Work to be completed: Count the lines below that contain the word "Praze", and report only that number.

Records for processing:
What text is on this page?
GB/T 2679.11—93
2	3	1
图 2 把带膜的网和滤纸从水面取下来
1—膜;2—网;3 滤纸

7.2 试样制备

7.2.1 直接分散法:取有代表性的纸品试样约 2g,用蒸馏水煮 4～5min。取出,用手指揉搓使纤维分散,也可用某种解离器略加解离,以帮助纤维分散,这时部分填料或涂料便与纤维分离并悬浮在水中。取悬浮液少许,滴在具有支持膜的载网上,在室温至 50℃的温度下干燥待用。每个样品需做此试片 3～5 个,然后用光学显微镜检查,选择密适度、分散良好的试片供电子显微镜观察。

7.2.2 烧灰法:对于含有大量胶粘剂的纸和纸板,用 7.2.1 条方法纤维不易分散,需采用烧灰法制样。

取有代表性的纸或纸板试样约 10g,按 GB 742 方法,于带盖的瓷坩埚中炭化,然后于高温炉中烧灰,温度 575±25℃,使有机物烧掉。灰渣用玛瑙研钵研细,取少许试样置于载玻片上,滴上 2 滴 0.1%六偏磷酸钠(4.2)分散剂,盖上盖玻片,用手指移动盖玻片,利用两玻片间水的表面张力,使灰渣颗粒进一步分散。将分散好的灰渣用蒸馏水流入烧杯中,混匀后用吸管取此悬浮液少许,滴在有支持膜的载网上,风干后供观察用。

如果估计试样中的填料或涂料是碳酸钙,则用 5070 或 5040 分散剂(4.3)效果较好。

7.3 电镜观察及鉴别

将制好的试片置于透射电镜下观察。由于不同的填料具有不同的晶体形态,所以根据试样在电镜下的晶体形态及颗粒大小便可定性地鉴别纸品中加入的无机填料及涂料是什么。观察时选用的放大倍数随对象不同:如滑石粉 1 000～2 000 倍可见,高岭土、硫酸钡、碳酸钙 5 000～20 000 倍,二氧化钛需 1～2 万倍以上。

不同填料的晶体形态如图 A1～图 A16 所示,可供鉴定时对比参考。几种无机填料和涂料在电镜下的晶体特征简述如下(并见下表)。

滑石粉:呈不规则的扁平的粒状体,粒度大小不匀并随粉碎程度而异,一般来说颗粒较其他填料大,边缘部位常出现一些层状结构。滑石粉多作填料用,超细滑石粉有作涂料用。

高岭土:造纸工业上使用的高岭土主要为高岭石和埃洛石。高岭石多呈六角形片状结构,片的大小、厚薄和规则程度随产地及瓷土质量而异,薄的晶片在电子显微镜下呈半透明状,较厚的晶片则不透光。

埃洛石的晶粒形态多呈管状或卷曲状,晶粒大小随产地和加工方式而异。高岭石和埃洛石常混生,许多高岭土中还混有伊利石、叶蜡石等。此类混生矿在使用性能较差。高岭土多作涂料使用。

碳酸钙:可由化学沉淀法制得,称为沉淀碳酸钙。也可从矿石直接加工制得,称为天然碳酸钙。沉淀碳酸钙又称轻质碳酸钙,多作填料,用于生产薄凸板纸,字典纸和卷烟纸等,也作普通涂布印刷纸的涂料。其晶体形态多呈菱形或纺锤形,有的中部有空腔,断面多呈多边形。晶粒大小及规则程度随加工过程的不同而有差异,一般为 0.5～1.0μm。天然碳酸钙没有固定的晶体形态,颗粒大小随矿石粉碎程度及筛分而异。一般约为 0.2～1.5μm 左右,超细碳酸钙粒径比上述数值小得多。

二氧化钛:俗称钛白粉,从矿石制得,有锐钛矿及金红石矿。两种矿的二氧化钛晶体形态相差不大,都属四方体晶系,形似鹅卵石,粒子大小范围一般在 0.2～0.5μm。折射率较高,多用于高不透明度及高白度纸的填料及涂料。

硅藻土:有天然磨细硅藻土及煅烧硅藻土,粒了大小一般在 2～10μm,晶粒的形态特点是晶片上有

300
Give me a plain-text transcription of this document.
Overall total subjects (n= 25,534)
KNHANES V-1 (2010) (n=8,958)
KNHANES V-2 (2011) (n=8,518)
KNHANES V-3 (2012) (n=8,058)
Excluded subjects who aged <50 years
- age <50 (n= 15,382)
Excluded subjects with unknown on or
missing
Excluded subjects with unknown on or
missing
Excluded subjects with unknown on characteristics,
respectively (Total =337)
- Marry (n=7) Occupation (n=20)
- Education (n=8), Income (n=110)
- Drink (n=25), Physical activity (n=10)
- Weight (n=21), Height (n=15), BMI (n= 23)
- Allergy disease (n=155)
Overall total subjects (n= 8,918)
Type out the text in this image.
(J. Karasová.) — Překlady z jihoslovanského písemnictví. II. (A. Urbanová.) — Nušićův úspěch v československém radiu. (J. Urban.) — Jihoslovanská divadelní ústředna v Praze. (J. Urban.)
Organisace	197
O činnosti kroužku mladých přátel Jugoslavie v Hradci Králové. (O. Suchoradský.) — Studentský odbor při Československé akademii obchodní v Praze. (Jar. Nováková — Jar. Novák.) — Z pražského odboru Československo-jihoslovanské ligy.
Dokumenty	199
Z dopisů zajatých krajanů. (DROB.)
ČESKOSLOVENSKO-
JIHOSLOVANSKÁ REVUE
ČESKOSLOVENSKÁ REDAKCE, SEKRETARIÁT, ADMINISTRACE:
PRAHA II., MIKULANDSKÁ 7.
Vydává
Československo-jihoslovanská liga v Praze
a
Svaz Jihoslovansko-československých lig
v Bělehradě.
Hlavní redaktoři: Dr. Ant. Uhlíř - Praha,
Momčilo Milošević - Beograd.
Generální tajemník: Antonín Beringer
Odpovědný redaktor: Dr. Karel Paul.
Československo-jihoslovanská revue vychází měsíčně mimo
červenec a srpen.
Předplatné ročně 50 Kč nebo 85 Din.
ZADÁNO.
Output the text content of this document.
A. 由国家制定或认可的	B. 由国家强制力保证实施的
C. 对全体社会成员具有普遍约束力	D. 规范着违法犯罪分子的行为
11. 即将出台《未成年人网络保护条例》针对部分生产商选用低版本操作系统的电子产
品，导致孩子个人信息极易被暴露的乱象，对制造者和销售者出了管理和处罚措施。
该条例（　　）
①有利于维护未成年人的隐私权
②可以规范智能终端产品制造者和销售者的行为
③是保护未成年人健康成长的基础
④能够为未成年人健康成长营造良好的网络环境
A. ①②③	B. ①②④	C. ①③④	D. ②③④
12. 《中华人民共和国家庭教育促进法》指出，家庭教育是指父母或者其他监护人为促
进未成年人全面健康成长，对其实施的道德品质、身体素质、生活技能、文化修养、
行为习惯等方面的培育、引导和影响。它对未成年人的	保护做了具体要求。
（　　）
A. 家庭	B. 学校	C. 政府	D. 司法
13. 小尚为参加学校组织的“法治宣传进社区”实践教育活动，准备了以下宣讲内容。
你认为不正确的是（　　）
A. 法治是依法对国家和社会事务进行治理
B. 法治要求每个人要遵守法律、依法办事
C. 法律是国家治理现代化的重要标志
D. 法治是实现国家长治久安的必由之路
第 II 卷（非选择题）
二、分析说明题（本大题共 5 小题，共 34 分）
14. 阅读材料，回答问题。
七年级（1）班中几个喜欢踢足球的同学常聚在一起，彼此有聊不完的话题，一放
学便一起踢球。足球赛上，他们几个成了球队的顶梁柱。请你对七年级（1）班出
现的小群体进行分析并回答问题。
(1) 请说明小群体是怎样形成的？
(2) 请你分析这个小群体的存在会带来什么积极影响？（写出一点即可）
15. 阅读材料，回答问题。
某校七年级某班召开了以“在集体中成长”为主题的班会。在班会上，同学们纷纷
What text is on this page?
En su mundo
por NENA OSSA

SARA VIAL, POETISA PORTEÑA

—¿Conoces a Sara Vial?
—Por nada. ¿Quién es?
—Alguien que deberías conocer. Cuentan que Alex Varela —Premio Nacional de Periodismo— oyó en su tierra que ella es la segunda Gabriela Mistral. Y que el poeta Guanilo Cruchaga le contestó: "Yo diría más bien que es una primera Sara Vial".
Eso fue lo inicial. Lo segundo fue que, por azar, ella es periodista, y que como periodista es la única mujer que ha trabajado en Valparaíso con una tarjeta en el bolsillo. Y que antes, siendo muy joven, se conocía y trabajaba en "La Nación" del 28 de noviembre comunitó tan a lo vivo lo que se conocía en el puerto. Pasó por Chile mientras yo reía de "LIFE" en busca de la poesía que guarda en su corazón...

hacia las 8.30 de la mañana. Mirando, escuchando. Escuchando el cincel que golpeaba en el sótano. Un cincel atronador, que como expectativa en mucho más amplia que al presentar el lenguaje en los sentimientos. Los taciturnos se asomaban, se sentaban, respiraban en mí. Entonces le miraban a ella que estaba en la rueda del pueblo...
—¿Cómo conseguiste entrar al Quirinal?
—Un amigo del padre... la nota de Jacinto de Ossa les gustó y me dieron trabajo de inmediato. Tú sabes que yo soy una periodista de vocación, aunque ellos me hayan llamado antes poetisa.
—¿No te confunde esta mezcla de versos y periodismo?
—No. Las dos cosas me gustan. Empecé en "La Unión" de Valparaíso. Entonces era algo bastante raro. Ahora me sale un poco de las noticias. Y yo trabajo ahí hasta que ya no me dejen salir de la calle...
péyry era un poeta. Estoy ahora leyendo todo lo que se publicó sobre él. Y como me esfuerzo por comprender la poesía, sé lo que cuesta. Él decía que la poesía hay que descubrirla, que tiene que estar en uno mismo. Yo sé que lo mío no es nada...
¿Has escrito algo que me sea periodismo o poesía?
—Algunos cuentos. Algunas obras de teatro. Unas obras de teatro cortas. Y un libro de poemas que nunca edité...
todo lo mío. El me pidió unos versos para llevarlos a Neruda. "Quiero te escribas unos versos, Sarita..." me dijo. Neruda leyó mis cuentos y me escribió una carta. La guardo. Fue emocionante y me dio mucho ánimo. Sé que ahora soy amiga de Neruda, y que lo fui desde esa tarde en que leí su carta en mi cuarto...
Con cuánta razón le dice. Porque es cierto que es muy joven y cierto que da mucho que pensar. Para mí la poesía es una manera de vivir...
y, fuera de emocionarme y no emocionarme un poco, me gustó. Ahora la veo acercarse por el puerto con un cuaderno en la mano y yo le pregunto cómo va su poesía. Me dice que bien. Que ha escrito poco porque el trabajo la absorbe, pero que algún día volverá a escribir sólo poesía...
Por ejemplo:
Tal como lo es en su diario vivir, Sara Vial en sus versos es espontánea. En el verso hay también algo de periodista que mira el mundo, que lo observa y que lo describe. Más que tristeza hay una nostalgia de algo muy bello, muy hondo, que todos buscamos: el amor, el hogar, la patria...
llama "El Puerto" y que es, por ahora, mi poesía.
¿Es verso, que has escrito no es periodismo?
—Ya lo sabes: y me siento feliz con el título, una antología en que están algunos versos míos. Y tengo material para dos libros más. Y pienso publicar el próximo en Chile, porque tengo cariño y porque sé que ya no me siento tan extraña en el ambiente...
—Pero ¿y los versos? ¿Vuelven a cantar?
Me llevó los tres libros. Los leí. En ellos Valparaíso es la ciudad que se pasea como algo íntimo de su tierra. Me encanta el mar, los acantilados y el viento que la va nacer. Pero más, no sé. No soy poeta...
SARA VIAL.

Answer for the task: 3